**DIRECTIONS FOR THIS TASK:** Filter these entries, keeping only lines that hold the word "current".

Items listed in a dataset
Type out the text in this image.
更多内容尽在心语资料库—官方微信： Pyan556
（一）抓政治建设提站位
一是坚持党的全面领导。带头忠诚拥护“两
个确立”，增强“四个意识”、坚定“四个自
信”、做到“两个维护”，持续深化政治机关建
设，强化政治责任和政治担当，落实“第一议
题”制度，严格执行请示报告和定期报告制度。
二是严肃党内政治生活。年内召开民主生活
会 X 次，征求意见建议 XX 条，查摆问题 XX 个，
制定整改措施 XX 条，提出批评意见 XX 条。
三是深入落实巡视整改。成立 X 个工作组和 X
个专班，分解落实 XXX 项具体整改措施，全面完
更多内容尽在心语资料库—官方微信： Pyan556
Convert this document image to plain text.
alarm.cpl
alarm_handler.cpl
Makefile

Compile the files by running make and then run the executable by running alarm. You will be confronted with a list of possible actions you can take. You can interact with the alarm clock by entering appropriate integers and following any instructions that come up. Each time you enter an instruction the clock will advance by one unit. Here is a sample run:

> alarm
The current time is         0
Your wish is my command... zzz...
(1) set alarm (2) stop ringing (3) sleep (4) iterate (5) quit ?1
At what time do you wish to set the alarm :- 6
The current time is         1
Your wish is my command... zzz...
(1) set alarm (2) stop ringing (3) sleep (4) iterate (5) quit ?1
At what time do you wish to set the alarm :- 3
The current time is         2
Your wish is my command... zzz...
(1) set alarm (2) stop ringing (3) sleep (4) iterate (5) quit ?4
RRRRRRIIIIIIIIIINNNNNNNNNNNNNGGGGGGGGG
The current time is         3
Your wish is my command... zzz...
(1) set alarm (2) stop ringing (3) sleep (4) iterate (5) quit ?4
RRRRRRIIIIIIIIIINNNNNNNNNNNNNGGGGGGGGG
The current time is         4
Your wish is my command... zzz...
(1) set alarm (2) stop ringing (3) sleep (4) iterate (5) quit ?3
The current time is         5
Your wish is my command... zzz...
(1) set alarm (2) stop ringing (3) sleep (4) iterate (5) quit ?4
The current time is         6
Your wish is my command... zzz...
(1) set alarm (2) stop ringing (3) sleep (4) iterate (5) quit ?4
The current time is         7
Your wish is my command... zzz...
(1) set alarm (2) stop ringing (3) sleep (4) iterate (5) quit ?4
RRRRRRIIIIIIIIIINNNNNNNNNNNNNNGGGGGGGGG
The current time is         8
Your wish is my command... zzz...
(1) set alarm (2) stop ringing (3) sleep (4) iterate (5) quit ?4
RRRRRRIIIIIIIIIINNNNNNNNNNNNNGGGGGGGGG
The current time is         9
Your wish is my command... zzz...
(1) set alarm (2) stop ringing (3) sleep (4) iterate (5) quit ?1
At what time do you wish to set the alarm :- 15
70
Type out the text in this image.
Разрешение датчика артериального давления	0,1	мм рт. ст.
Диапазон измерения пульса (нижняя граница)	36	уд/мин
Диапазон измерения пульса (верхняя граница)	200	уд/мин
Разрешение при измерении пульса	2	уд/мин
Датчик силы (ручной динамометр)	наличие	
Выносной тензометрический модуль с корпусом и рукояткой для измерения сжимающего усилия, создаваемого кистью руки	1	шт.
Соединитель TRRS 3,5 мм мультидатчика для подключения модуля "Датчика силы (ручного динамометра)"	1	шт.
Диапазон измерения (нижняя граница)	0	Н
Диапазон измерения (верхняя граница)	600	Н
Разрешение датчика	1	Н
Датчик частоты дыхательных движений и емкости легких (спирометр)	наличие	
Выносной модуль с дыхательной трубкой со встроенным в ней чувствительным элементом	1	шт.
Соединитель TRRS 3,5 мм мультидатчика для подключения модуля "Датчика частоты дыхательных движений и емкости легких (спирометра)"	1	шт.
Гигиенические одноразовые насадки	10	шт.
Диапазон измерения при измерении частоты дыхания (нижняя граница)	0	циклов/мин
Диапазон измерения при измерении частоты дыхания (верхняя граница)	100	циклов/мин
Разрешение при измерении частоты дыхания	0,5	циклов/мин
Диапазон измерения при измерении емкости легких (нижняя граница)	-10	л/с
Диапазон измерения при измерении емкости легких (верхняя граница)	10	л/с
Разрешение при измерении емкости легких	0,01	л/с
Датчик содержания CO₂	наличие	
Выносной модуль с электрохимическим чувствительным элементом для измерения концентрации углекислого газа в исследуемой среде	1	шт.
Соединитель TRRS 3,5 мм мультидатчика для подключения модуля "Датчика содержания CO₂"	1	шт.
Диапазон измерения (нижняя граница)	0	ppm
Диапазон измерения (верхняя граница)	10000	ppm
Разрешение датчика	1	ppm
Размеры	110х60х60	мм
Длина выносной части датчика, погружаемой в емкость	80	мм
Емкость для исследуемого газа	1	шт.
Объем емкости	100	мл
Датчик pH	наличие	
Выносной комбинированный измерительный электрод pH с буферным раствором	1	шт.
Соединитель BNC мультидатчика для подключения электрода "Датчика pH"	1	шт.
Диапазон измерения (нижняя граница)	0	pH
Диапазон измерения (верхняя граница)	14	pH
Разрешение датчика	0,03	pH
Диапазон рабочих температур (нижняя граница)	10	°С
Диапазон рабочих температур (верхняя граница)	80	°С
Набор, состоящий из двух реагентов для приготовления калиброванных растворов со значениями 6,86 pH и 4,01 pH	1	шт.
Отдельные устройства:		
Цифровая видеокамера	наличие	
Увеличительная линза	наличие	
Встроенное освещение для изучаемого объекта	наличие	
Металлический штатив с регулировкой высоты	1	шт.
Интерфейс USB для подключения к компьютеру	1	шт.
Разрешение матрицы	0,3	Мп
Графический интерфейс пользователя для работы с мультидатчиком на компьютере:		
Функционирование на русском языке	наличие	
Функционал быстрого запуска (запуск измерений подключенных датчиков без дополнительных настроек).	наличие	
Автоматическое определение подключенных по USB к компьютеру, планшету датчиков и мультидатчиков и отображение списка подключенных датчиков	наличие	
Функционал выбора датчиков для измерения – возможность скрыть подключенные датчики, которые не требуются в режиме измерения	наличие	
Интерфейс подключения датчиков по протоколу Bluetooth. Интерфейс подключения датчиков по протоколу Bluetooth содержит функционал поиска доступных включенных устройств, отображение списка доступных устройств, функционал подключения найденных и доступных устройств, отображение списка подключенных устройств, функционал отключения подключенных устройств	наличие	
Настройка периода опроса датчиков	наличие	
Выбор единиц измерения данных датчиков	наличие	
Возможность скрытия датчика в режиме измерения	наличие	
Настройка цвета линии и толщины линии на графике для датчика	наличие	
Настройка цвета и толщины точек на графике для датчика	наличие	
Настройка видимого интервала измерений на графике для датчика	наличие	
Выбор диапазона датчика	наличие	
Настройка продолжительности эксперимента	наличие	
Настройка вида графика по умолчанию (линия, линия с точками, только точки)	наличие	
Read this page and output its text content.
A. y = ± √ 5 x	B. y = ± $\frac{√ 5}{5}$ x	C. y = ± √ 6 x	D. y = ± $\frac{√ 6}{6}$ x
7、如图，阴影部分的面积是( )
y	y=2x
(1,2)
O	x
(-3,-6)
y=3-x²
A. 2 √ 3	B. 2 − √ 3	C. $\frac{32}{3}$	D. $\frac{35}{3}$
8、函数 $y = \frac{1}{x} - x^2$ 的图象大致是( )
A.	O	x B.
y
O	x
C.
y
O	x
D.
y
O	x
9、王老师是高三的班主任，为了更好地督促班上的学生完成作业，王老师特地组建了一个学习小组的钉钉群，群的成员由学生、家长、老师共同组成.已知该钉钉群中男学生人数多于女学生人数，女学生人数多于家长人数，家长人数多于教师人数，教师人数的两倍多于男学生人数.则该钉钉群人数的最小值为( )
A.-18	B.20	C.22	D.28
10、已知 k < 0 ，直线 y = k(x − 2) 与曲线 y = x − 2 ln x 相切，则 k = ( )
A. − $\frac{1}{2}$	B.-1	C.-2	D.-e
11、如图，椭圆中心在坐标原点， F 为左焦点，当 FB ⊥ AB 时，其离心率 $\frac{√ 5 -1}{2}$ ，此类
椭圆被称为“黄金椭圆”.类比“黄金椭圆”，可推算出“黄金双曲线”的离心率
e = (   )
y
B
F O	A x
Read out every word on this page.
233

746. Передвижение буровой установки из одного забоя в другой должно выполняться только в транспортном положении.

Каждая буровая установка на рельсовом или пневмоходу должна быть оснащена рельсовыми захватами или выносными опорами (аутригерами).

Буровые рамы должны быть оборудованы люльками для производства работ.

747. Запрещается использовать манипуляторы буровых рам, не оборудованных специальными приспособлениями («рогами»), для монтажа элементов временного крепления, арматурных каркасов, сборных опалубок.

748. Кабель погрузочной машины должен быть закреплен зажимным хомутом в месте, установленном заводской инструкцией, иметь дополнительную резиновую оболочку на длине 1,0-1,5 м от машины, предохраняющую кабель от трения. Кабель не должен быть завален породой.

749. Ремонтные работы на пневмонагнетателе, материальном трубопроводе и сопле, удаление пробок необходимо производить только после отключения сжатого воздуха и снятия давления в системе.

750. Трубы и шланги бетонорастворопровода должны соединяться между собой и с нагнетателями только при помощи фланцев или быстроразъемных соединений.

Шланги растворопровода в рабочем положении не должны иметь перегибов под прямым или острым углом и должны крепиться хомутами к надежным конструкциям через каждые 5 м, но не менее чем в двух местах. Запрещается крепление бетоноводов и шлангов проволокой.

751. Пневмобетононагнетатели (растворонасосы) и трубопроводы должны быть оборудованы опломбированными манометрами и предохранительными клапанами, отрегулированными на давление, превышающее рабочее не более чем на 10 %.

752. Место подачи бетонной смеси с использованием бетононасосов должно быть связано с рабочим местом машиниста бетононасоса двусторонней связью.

**EXERCISE RESULT:**
The current time is         0
The current time is         1
The current time is         2
The current time is         3
The current time is         4
The current time is         5
The current time is         6
The current time is         7
The current time is         8
The current time is         9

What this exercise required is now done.